* Start Data excerpts *
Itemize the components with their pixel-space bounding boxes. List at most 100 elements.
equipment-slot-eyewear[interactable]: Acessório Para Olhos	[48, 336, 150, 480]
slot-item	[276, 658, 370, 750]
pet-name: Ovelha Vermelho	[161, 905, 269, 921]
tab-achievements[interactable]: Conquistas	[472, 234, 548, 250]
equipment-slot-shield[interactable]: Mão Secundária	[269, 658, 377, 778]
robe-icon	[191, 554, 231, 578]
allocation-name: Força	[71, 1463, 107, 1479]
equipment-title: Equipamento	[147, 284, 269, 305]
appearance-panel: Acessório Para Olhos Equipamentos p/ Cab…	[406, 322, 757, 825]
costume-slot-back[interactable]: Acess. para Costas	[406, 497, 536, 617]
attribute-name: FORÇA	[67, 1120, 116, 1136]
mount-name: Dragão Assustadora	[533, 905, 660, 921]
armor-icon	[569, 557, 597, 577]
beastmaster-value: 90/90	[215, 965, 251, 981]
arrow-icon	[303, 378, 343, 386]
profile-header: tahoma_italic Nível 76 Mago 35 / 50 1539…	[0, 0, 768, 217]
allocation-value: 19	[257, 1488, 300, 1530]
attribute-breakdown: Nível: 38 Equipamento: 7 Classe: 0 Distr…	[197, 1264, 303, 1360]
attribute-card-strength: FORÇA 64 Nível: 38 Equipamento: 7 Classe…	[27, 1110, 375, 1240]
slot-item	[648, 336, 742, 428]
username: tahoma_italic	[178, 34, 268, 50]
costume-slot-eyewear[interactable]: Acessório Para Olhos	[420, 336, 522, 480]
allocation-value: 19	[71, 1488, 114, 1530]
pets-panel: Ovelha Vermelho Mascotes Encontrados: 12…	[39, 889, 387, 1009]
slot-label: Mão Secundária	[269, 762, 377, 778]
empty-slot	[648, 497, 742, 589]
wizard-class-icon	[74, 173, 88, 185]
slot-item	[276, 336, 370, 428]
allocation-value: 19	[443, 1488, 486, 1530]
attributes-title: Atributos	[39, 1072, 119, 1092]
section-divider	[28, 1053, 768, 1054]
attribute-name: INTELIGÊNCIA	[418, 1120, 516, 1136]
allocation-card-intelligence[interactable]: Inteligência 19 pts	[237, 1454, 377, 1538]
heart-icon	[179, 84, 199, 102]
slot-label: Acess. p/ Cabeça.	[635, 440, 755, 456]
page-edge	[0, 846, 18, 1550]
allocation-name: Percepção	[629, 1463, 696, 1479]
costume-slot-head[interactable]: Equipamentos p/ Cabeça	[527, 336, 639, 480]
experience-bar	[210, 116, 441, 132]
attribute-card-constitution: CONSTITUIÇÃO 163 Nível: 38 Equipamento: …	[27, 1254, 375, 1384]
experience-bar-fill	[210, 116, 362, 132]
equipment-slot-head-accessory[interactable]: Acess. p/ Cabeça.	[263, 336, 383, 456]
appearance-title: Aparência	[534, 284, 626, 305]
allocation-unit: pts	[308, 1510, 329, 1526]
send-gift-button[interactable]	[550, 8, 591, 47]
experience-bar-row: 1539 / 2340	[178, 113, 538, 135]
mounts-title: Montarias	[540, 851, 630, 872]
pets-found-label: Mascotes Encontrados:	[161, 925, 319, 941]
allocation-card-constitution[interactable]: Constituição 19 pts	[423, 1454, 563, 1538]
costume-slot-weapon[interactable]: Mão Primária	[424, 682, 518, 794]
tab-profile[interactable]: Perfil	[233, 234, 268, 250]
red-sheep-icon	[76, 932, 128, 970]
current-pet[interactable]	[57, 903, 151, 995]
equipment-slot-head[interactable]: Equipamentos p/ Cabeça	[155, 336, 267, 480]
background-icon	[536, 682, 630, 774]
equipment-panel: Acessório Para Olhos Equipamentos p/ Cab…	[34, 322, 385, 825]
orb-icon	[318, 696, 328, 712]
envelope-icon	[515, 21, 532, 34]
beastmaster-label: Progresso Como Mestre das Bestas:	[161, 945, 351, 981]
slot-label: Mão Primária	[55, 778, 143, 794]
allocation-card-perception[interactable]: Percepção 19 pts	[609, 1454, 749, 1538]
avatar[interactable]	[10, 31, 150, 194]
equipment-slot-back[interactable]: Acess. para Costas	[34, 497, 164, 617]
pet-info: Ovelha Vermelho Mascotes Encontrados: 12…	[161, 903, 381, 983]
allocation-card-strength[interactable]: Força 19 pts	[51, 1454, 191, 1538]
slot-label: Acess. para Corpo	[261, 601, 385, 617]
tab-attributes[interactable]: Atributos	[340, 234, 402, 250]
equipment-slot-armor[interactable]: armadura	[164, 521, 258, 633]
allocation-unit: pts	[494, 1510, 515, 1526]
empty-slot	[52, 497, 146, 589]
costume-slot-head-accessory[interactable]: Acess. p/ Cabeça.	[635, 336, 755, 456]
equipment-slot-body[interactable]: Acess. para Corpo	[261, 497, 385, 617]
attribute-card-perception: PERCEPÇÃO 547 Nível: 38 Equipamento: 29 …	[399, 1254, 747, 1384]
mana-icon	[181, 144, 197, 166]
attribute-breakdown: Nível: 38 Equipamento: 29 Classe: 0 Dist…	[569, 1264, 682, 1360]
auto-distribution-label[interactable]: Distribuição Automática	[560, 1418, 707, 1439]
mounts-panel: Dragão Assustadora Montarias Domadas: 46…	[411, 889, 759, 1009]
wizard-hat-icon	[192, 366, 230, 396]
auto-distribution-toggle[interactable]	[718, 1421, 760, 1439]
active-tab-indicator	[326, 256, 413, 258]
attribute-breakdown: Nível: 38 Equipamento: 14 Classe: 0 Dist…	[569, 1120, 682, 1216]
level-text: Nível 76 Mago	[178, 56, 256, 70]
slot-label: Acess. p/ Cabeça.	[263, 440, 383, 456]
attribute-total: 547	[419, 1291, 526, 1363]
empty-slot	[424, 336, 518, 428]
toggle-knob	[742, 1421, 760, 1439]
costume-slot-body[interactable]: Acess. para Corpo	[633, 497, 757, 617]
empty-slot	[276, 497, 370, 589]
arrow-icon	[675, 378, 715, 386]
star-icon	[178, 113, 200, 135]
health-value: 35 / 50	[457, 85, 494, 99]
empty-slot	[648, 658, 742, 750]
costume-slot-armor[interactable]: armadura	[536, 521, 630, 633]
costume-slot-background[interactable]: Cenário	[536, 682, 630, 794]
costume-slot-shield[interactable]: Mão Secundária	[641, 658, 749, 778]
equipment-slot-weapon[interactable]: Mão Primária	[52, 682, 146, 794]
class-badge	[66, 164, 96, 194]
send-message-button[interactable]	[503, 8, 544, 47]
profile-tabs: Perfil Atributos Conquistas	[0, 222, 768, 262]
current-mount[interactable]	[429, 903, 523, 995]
* End Data excerpts *
Instruction: Retype all of the data above line for line, changing nothing.

Answer in full:
Itemize the components with their pixel-space bounding boxes. List at most 100 elements.
equipment-slot-eyewear[interactable]: Acessório Para Olhos	[48, 336, 150, 480]
slot-item	[276, 658, 370, 750]
pet-name: Ovelha Vermelho	[161, 905, 269, 921]
tab-achievements[interactable]: Conquistas	[472, 234, 548, 250]
equipment-slot-shield[interactable]: Mão Secundária	[269, 658, 377, 778]
robe-icon	[191, 554, 231, 578]
allocation-name: Força	[71, 1463, 107, 1479]
equipment-title: Equipamento	[147, 284, 269, 305]
appearance-panel: Acessório Para Olhos Equipamentos p/ Cab…	[406, 322, 757, 825]
costume-slot-back[interactable]: Acess. para Costas	[406, 497, 536, 617]
attribute-name: FORÇA	[67, 1120, 116, 1136]
mount-name: Dragão Assustadora	[533, 905, 660, 921]
armor-icon	[569, 557, 597, 577]
beastmaster-value: 90/90	[215, 965, 251, 981]
arrow-icon	[303, 378, 343, 386]
profile-header: tahoma_italic Nível 76 Mago 35 / 50 1539…	[0, 0, 768, 217]
allocation-value: 19	[257, 1488, 300, 1530]
attribute-breakdown: Nível: 38 Equipamento: 7 Classe: 0 Distr…	[197, 1264, 303, 1360]
attribute-card-strength: FORÇA 64 Nível: 38 Equipamento: 7 Classe…	[27, 1110, 375, 1240]
slot-item	[648, 336, 742, 428]
username: tahoma_italic	[178, 34, 268, 50]
costume-slot-eyewear[interactable]: Acessório Para Olhos	[420, 336, 522, 480]
allocation-value: 19	[71, 1488, 114, 1530]
pets-panel: Ovelha Vermelho Mascotes Encontrados: 12…	[39, 889, 387, 1009]
slot-label: Mão Secundária	[269, 762, 377, 778]
empty-slot	[648, 497, 742, 589]
wizard-class-icon	[74, 173, 88, 185]
slot-item	[276, 336, 370, 428]
allocation-value: 19	[443, 1488, 486, 1530]
attributes-title: Atributos	[39, 1072, 119, 1092]
section-divider	[28, 1053, 768, 1054]
attribute-name: INTELIGÊNCIA	[418, 1120, 516, 1136]
allocation-card-intelligence[interactable]: Inteligência 19 pts	[237, 1454, 377, 1538]
heart-icon	[179, 84, 199, 102]
slot-label: Acess. p/ Cabeça.	[635, 440, 755, 456]
page-edge	[0, 846, 18, 1550]
allocation-name: Percepção	[629, 1463, 696, 1479]
costume-slot-head[interactable]: Equipamentos p/ Cabeça	[527, 336, 639, 480]
experience-bar	[210, 116, 441, 132]
attribute-card-constitution: CONSTITUIÇÃO 163 Nível: 38 Equipamento: …	[27, 1254, 375, 1384]
experience-bar-fill	[210, 116, 362, 132]
equipment-slot-head-accessory[interactable]: Acess. p/ Cabeça.	[263, 336, 383, 456]
appearance-title: Aparência	[534, 284, 626, 305]
allocation-unit: pts	[308, 1510, 329, 1526]
send-gift-button[interactable]	[550, 8, 591, 47]
experience-bar-row: 1539 / 2340	[178, 113, 538, 135]
mounts-title: Montarias	[540, 851, 630, 872]
pets-found-label: Mascotes Encontrados:	[161, 925, 319, 941]
allocation-card-constitution[interactable]: Constituição 19 pts	[423, 1454, 563, 1538]
costume-slot-weapon[interactable]: Mão Primária	[424, 682, 518, 794]
tab-profile[interactable]: Perfil	[233, 234, 268, 250]
red-sheep-icon	[76, 932, 128, 970]
current-pet[interactable]	[57, 903, 151, 995]
equipment-slot-head[interactable]: Equipamentos p/ Cabeça	[155, 336, 267, 480]
background-icon	[536, 682, 630, 774]
equipment-panel: Acessório Para Olhos Equipamentos p/ Cab…	[34, 322, 385, 825]
orb-icon	[318, 696, 328, 712]
envelope-icon	[515, 21, 532, 34]
beastmaster-label: Progresso Como Mestre das Bestas:	[161, 945, 351, 981]
slot-label: Mão Primária	[55, 778, 143, 794]
allocation-card-perception[interactable]: Percepção 19 pts	[609, 1454, 749, 1538]
avatar[interactable]	[10, 31, 150, 194]
equipment-slot-back[interactable]: Acess. para Costas	[34, 497, 164, 617]
pet-info: Ovelha Vermelho Mascotes Encontrados: 12…	[161, 903, 381, 983]
allocation-card-strength[interactable]: Força 19 pts	[51, 1454, 191, 1538]
slot-label: Acess. para Corpo	[261, 601, 385, 617]
tab-attributes[interactable]: Atributos	[340, 234, 402, 250]
equipment-slot-armor[interactable]: armadura	[164, 521, 258, 633]
allocation-unit: pts	[494, 1510, 515, 1526]
empty-slot	[52, 497, 146, 589]
costume-slot-head-accessory[interactable]: Acess. p/ Cabeça.	[635, 336, 755, 456]
equipment-slot-body[interactable]: Acess. para Corpo	[261, 497, 385, 617]
attribute-card-perception: PERCEPÇÃO 547 Nível: 38 Equipamento: 29 …	[399, 1254, 747, 1384]
mana-icon	[181, 144, 197, 166]
attribute-breakdown: Nível: 38 Equipamento: 29 Classe: 0 Dist…	[569, 1264, 682, 1360]
auto-distribution-label[interactable]: Distribuição Automática	[560, 1418, 707, 1439]
mounts-panel: Dragão Assustadora Montarias Domadas: 46…	[411, 889, 759, 1009]
wizard-hat-icon	[192, 366, 230, 396]
auto-distribution-toggle[interactable]	[718, 1421, 760, 1439]
active-tab-indicator	[326, 256, 413, 258]
attribute-breakdown: Nível: 38 Equipamento: 14 Classe: 0 Dist…	[569, 1120, 682, 1216]
level-text: Nível 76 Mago	[178, 56, 256, 70]
slot-label: Acess. p/ Cabeça.	[263, 440, 383, 456]
attribute-total: 547	[419, 1291, 526, 1363]
empty-slot	[424, 336, 518, 428]
toggle-knob	[742, 1421, 760, 1439]
costume-slot-body[interactable]: Acess. para Corpo	[633, 497, 757, 617]
empty-slot	[276, 497, 370, 589]
arrow-icon	[675, 378, 715, 386]
star-icon	[178, 113, 200, 135]
health-value: 35 / 50	[457, 85, 494, 99]
empty-slot	[648, 658, 742, 750]
costume-slot-armor[interactable]: armadura	[536, 521, 630, 633]
costume-slot-background[interactable]: Cenário	[536, 682, 630, 794]
costume-slot-shield[interactable]: Mão Secundária	[641, 658, 749, 778]
equipment-slot-weapon[interactable]: Mão Primária	[52, 682, 146, 794]
class-badge	[66, 164, 96, 194]
send-message-button[interactable]	[503, 8, 544, 47]
profile-tabs: Perfil Atributos Conquistas	[0, 222, 768, 262]
current-mount[interactable]	[429, 903, 523, 995]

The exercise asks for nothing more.